*PROBLEM REQUIREMENTS*
Copy out the entries below in full and exactly.

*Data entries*

————————

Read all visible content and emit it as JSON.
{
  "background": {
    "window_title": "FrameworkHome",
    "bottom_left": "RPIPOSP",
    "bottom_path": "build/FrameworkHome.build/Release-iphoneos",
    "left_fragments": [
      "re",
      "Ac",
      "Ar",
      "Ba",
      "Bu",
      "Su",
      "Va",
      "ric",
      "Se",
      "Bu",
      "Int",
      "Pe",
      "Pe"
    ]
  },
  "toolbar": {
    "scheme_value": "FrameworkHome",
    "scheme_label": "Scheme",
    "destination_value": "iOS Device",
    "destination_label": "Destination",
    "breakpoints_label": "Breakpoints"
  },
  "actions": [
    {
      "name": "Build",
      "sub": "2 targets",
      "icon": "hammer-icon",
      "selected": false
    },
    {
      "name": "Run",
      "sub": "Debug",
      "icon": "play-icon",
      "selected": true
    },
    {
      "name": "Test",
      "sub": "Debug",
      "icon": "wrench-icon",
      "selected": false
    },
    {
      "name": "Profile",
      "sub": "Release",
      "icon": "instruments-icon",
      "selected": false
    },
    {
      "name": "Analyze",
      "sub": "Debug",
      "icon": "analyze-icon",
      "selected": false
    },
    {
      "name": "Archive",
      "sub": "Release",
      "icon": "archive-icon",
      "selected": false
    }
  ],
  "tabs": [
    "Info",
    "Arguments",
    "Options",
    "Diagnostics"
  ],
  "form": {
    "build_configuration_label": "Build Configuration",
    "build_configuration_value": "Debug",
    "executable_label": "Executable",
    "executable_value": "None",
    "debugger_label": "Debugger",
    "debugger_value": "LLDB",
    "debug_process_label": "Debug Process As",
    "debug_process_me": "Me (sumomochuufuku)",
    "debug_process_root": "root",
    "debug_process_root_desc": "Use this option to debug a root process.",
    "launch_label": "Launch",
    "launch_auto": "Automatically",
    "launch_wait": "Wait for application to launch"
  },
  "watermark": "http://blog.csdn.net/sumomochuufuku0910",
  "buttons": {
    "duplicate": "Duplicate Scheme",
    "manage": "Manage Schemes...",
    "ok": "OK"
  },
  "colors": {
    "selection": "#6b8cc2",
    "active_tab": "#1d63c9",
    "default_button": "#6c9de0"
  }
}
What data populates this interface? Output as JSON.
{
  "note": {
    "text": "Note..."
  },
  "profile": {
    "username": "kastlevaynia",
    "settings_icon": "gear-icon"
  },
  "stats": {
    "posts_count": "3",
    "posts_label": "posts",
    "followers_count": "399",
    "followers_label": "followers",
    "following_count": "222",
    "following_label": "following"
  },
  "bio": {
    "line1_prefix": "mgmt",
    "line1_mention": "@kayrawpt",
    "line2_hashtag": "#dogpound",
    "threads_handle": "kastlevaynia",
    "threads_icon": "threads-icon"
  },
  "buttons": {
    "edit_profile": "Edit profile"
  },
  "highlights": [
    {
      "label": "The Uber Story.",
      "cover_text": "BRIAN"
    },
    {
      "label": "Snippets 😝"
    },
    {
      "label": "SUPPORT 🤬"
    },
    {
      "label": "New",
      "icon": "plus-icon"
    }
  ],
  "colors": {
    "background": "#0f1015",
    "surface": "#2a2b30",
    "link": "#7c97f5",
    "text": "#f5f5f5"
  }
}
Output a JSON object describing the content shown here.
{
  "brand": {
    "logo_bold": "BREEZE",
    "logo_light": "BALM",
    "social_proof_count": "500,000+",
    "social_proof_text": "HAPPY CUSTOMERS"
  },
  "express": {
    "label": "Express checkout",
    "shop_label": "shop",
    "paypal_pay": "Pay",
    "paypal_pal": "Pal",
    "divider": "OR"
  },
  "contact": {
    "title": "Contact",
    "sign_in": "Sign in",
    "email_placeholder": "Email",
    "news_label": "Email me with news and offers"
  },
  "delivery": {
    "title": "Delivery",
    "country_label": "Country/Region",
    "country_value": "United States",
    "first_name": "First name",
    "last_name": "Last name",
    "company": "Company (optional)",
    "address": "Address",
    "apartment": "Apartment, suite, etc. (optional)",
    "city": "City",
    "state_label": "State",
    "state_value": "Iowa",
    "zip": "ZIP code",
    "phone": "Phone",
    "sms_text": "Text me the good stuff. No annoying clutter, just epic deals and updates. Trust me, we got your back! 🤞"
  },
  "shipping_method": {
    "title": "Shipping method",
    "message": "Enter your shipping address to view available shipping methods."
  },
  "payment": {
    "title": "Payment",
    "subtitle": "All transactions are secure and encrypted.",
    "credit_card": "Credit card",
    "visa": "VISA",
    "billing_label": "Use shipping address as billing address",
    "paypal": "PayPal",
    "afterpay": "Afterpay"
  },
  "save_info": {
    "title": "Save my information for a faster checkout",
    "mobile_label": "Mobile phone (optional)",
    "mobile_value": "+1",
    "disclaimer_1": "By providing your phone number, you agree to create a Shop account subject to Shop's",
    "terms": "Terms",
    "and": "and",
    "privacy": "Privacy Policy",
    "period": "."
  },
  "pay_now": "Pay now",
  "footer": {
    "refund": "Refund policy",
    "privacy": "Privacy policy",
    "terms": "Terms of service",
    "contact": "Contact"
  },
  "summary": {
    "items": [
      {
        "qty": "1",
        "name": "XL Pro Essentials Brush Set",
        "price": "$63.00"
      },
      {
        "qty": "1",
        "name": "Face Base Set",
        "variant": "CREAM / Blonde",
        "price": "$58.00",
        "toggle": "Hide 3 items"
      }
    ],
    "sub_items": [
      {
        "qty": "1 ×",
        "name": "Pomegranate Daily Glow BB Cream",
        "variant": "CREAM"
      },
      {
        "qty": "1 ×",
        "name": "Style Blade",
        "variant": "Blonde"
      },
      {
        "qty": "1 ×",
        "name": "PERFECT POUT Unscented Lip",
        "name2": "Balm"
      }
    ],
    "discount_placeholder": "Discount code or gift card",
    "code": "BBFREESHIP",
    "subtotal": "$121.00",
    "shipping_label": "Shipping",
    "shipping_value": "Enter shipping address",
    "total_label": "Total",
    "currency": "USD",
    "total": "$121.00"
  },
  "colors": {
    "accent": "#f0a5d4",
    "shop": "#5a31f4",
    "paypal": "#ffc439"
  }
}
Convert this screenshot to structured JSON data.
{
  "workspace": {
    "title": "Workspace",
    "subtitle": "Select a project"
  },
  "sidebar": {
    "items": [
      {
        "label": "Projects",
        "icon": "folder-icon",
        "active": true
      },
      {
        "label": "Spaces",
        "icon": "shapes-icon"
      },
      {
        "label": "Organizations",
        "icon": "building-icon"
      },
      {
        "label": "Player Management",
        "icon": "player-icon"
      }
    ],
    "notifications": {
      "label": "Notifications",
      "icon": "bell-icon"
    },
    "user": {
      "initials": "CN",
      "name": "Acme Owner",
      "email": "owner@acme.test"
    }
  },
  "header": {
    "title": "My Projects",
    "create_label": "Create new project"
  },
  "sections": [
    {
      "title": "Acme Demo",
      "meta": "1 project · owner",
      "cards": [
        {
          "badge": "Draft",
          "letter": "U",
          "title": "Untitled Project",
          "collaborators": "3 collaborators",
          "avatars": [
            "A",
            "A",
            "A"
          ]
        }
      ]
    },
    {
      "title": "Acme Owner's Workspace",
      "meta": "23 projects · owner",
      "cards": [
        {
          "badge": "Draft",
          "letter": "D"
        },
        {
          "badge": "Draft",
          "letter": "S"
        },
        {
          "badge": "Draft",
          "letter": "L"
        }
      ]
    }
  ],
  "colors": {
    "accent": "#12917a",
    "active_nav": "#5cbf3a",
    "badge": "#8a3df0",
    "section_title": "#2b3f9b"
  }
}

————————

*CORRECT ANSWER*
Read all visible content and emit it as JSON.
{
  "background": {
    "window_title": "FrameworkHome",
    "bottom_left": "RPIPOSP",
    "bottom_path": "build/FrameworkHome.build/Release-iphoneos",
    "left_fragments": [
      "re",
      "Ac",
      "Ar",
      "Ba",
      "Bu",
      "Su",
      "Va",
      "ric",
      "Se",
      "Bu",
      "Int",
      "Pe",
      "Pe"
    ]
  },
  "toolbar": {
    "scheme_value": "FrameworkHome",
    "scheme_label": "Scheme",
    "destination_value": "iOS Device",
    "destination_label": "Destination",
    "breakpoints_label": "Breakpoints"
  },
  "actions": [
    {
      "name": "Build",
      "sub": "2 targets",
      "icon": "hammer-icon",
      "selected": false
    },
    {
      "name": "Run",
      "sub": "Debug",
      "icon": "play-icon",
      "selected": true
    },
    {
      "name": "Test",
      "sub": "Debug",
      "icon": "wrench-icon",
      "selected": false
    },
    {
      "name": "Profile",
      "sub": "Release",
      "icon": "instruments-icon",
      "selected": false
    },
    {
      "name": "Analyze",
      "sub": "Debug",
      "icon": "analyze-icon",
      "selected": false
    },
    {
      "name": "Archive",
      "sub": "Release",
      "icon": "archive-icon",
      "selected": false
    }
  ],
  "tabs": [
    "Info",
    "Arguments",
    "Options",
    "Diagnostics"
  ],
  "form": {
    "build_configuration_label": "Build Configuration",
    "build_configuration_value": "Debug",
    "executable_label": "Executable",
    "executable_value": "None",
    "debugger_label": "Debugger",
    "debugger_value": "LLDB",
    "debug_process_label": "Debug Process As",
    "debug_process_me": "Me (sumomochuufuku)",
    "debug_process_root": "root",
    "debug_process_root_desc": "Use this option to debug a root process.",
    "launch_label": "Launch",
    "launch_auto": "Automatically",
    "launch_wait": "Wait for application to launch"
  },
  "watermark": "http://blog.csdn.net/sumomochuufuku0910",
  "buttons": {
    "duplicate": "Duplicate Scheme",
    "manage": "Manage Schemes...",
    "ok": "OK"
  },
  "colors": {
    "selection": "#6b8cc2",
    "active_tab": "#1d63c9",
    "default_button": "#6c9de0"
  }
}
What data populates this interface? Output as JSON.
{
  "note": {
    "text": "Note..."
  },
  "profile": {
    "username": "kastlevaynia",
    "settings_icon": "gear-icon"
  },
  "stats": {
    "posts_count": "3",
    "posts_label": "posts",
    "followers_count": "399",
    "followers_label": "followers",
    "following_count": "222",
    "following_label": "following"
  },
  "bio": {
    "line1_prefix": "mgmt",
    "line1_mention": "@kayrawpt",
    "line2_hashtag": "#dogpound",
    "threads_handle": "kastlevaynia",
    "threads_icon": "threads-icon"
  },
  "buttons": {
    "edit_profile": "Edit profile"
  },
  "highlights": [
    {
      "label": "The Uber Story.",
      "cover_text": "BRIAN"
    },
    {
      "label": "Snippets 😝"
    },
    {
      "label": "SUPPORT 🤬"
    },
    {
      "label": "New",
      "icon": "plus-icon"
    }
  ],
  "colors": {
    "background": "#0f1015",
    "surface": "#2a2b30",
    "link": "#7c97f5",
    "text": "#f5f5f5"
  }
}
Output a JSON object describing the content shown here.
{
  "brand": {
    "logo_bold": "BREEZE",
    "logo_light": "BALM",
    "social_proof_count": "500,000+",
    "social_proof_text": "HAPPY CUSTOMERS"
  },
  "express": {
    "label": "Express checkout",
    "shop_label": "shop",
    "paypal_pay": "Pay",
    "paypal_pal": "Pal",
    "divider": "OR"
  },
  "contact": {
    "title": "Contact",
    "sign_in": "Sign in",
    "email_placeholder": "Email",
    "news_label": "Email me with news and offers"
  },
  "delivery": {
    "title": "Delivery",
    "country_label": "Country/Region",
    "country_value": "United States",
    "first_name": "First name",
    "last_name": "Last name",
    "company": "Company (optional)",
    "address": "Address",
    "apartment": "Apartment, suite, etc. (optional)",
    "city": "City",
    "state_label": "State",
    "state_value": "Iowa",
    "zip": "ZIP code",
    "phone": "Phone",
    "sms_text": "Text me the good stuff. No annoying clutter, just epic deals and updates. Trust me, we got your back! 🤞"
  },
  "shipping_method": {
    "title": "Shipping method",
    "message": "Enter your shipping address to view available shipping methods."
  },
  "payment": {
    "title": "Payment",
    "subtitle": "All transactions are secure and encrypted.",
    "credit_card": "Credit card",
    "visa": "VISA",
    "billing_label": "Use shipping address as billing address",
    "paypal": "PayPal",
    "afterpay": "Afterpay"
  },
  "save_info": {
    "title": "Save my information for a faster checkout",
    "mobile_label": "Mobile phone (optional)",
    "mobile_value": "+1",
    "disclaimer_1": "By providing your phone number, you agree to create a Shop account subject to Shop's",
    "terms": "Terms",
    "and": "and",
    "privacy": "Privacy Policy",
    "period": "."
  },
  "pay_now": "Pay now",
  "footer": {
    "refund": "Refund policy",
    "privacy": "Privacy policy",
    "terms": "Terms of service",
    "contact": "Contact"
  },
  "summary": {
    "items": [
      {
        "qty": "1",
        "name": "XL Pro Essentials Brush Set",
        "price": "$63.00"
      },
      {
        "qty": "1",
        "name": "Face Base Set",
        "variant": "CREAM / Blonde",
        "price": "$58.00",
        "toggle": "Hide 3 items"
      }
    ],
    "sub_items": [
      {
        "qty": "1 ×",
        "name": "Pomegranate Daily Glow BB Cream",
        "variant": "CREAM"
      },
      {
        "qty": "1 ×",
        "name": "Style Blade",
        "variant": "Blonde"
      },
      {
        "qty": "1 ×",
        "name": "PERFECT POUT Unscented Lip",
        "name2": "Balm"
      }
    ],
    "discount_placeholder": "Discount code or gift card",
    "code": "BBFREESHIP",
    "subtotal": "$121.00",
    "shipping_label": "Shipping",
    "shipping_value": "Enter shipping address",
    "total_label": "Total",
    "currency": "USD",
    "total": "$121.00"
  },
  "colors": {
    "accent": "#f0a5d4",
    "shop": "#5a31f4",
    "paypal": "#ffc439"
  }
}
Convert this screenshot to structured JSON data.
{
  "workspace": {
    "title": "Workspace",
    "subtitle": "Select a project"
  },
  "sidebar": {
    "items": [
      {
        "label": "Projects",
        "icon": "folder-icon",
        "active": true
      },
      {
        "label": "Spaces",
        "icon": "shapes-icon"
      },
      {
        "label": "Organizations",
        "icon": "building-icon"
      },
      {
        "label": "Player Management",
        "icon": "player-icon"
      }
    ],
    "notifications": {
      "label": "Notifications",
      "icon": "bell-icon"
    },
    "user": {
      "initials": "CN",
      "name": "Acme Owner",
      "email": "owner@acme.test"
    }
  },
  "header": {
    "title": "My Projects",
    "create_label": "Create new project"
  },
  "sections": [
    {
      "title": "Acme Demo",
      "meta": "1 project · owner",
      "cards": [
        {
          "badge": "Draft",
          "letter": "U",
          "title": "Untitled Project",
          "collaborators": "3 collaborators",
          "avatars": [
            "A",
            "A",
            "A"
          ]
        }
      ]
    },
    {
      "title": "Acme Owner's Workspace",
      "meta": "23 projects · owner",
      "cards": [
        {
          "badge": "Draft",
          "letter": "D"
        },
        {
          "badge": "Draft",
          "letter": "S"
        },
        {
          "badge": "Draft",
          "letter": "L"
        }
      ]
    }
  ],
  "colors": {
    "accent": "#12917a",
    "active_nav": "#5cbf3a",
    "badge": "#8a3df0",
    "section_title": "#2b3f9b"
  }
}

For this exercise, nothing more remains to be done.